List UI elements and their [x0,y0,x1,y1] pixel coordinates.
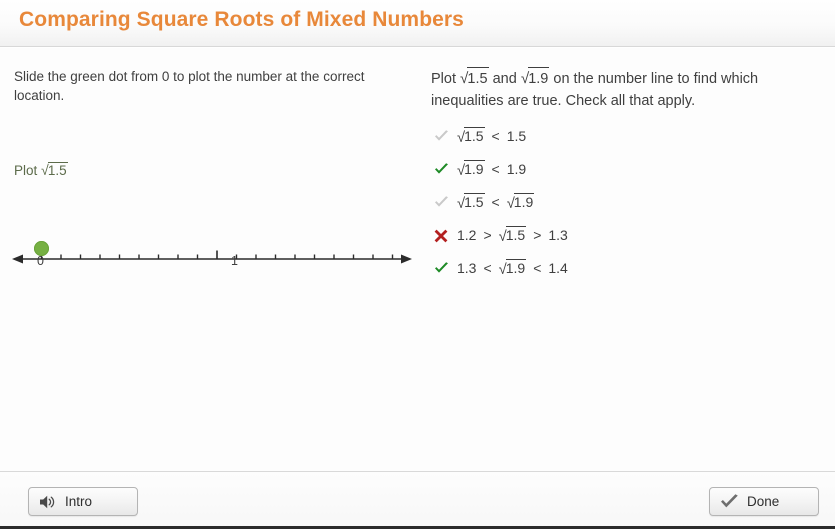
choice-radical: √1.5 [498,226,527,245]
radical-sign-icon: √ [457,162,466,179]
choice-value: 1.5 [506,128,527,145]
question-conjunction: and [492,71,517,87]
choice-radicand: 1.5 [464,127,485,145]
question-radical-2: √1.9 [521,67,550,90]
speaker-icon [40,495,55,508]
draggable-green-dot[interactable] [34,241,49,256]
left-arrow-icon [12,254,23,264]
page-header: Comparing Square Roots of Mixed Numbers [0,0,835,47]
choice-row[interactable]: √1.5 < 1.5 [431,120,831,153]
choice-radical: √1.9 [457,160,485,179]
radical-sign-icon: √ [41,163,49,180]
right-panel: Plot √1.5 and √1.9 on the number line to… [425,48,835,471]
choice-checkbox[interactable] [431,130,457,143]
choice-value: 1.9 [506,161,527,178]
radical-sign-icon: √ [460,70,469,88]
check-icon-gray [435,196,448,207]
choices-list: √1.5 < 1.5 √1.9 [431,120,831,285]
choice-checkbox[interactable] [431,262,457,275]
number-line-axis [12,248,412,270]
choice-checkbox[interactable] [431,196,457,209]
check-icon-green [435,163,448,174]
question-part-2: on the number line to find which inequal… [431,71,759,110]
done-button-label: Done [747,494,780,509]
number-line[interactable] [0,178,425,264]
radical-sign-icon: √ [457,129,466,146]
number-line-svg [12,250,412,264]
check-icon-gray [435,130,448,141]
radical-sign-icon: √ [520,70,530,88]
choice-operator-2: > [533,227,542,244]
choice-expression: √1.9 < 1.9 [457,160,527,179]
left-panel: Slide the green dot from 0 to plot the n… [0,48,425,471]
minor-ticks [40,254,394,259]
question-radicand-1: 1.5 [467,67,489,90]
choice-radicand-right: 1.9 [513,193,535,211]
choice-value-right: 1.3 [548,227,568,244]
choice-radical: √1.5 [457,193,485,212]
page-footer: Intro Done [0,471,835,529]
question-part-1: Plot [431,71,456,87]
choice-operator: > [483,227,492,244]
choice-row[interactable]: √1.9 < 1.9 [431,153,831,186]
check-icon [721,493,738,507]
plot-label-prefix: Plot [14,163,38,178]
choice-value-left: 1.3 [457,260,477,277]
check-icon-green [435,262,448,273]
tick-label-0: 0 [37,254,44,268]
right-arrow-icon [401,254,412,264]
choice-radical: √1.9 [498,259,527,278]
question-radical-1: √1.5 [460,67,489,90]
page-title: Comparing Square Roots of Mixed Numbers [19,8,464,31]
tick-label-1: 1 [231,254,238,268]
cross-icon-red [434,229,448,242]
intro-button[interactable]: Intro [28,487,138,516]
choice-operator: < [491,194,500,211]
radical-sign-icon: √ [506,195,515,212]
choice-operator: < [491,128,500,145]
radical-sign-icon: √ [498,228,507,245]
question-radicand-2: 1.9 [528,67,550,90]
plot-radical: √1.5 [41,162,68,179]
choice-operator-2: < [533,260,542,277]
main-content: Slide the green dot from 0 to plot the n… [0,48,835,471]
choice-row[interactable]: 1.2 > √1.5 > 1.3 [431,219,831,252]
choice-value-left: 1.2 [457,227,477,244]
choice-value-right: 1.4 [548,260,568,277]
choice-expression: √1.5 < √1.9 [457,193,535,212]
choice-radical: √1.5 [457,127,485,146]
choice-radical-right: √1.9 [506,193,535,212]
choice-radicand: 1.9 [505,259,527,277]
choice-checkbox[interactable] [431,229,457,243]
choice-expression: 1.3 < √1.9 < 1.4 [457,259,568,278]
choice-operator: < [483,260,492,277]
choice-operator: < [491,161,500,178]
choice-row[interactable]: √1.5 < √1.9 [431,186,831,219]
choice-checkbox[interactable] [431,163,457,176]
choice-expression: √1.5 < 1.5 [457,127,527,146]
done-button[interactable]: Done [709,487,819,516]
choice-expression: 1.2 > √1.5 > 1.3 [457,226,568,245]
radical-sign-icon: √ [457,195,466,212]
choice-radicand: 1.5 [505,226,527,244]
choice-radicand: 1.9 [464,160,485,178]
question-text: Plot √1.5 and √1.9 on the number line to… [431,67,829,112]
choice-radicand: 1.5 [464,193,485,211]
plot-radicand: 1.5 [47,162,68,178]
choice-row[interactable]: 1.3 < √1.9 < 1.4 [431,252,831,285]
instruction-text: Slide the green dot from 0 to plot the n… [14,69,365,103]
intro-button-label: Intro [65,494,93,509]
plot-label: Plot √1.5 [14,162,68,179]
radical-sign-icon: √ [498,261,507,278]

...

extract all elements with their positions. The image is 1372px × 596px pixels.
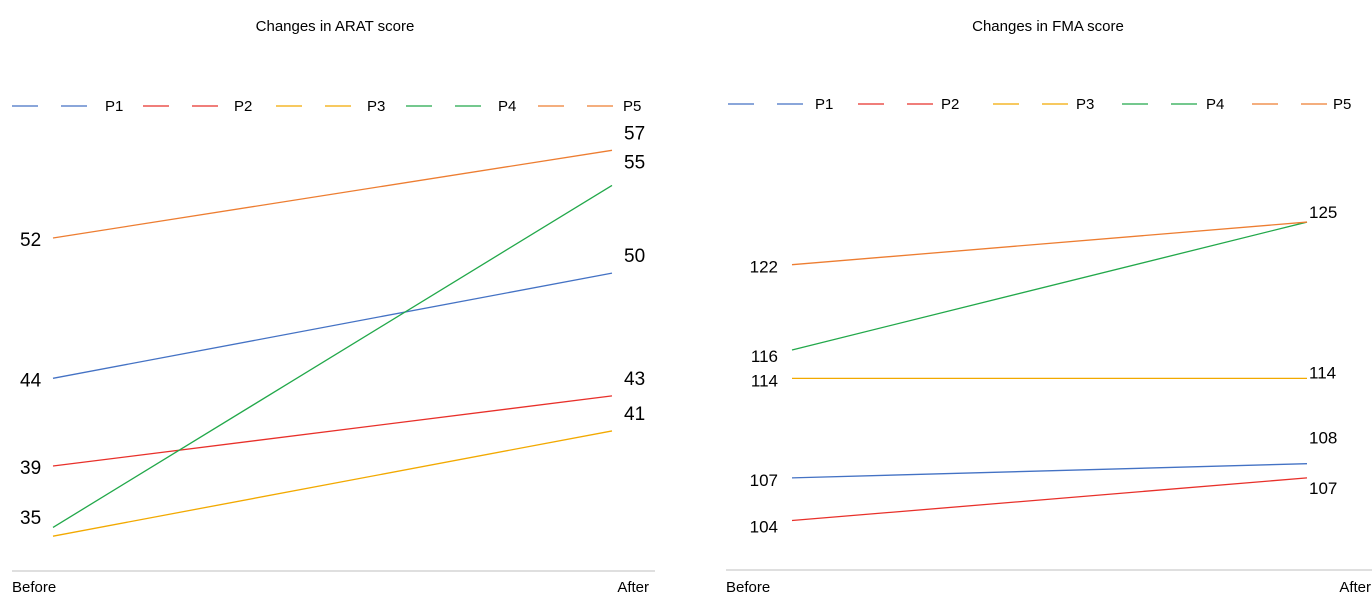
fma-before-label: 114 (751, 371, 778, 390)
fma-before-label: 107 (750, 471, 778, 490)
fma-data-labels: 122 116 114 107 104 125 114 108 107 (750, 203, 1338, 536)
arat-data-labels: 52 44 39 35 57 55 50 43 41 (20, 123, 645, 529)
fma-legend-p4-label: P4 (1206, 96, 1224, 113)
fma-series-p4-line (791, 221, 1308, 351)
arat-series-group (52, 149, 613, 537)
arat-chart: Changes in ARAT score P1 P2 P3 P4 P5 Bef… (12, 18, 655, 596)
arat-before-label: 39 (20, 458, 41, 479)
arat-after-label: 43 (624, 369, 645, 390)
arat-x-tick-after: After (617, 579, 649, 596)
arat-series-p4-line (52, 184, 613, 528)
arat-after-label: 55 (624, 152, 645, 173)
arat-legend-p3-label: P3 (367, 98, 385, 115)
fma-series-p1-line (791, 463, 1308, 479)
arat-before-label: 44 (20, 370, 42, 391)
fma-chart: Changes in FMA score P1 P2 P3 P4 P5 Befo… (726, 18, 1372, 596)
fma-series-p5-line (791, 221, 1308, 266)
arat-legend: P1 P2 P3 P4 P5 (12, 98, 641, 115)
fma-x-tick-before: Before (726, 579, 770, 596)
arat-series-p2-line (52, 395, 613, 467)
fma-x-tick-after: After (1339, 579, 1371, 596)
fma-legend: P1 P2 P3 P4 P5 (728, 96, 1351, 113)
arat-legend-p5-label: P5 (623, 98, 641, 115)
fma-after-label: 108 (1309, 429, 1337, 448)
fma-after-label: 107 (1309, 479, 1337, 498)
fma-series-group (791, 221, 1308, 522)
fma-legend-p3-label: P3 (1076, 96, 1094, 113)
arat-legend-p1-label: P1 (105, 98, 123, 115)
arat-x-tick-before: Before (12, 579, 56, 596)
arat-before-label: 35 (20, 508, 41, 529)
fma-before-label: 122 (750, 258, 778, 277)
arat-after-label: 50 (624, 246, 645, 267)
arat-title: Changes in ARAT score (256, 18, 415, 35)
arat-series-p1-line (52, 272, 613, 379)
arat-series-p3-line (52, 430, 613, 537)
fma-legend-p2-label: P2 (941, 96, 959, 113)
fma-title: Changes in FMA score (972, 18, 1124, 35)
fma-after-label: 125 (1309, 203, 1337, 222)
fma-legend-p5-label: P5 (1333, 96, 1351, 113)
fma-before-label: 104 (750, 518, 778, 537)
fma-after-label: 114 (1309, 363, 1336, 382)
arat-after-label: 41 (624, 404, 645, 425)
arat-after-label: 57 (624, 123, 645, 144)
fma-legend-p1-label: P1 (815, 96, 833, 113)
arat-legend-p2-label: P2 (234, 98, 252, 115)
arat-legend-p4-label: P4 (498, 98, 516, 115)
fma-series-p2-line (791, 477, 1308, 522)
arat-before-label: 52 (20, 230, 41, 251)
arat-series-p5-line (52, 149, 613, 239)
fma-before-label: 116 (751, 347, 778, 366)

Instruction:
Extract the lines of the listing starting at the line that contains "fma-before-label: 114 (751, 371, 778, 390)" and ending at the line that contains "arat-x-tick-after: After (617, 579, 649, 596)", copying each one verbatim.

The completed task:
fma-before-label: 114 (751, 371, 778, 390)
fma-before-label: 107 (750, 471, 778, 490)
fma-data-labels: 122 116 114 107 104 125 114 108 107 (750, 203, 1338, 536)
arat-data-labels: 52 44 39 35 57 55 50 43 41 (20, 123, 645, 529)
fma-legend-p4-label: P4 (1206, 96, 1224, 113)
fma-series-p4-line (791, 221, 1308, 351)
arat-series-group (52, 149, 613, 537)
arat-chart: Changes in ARAT score P1 P2 P3 P4 P5 Bef… (12, 18, 655, 596)
arat-before-label: 39 (20, 458, 41, 479)
arat-after-label: 43 (624, 369, 645, 390)
arat-x-tick-after: After (617, 579, 649, 596)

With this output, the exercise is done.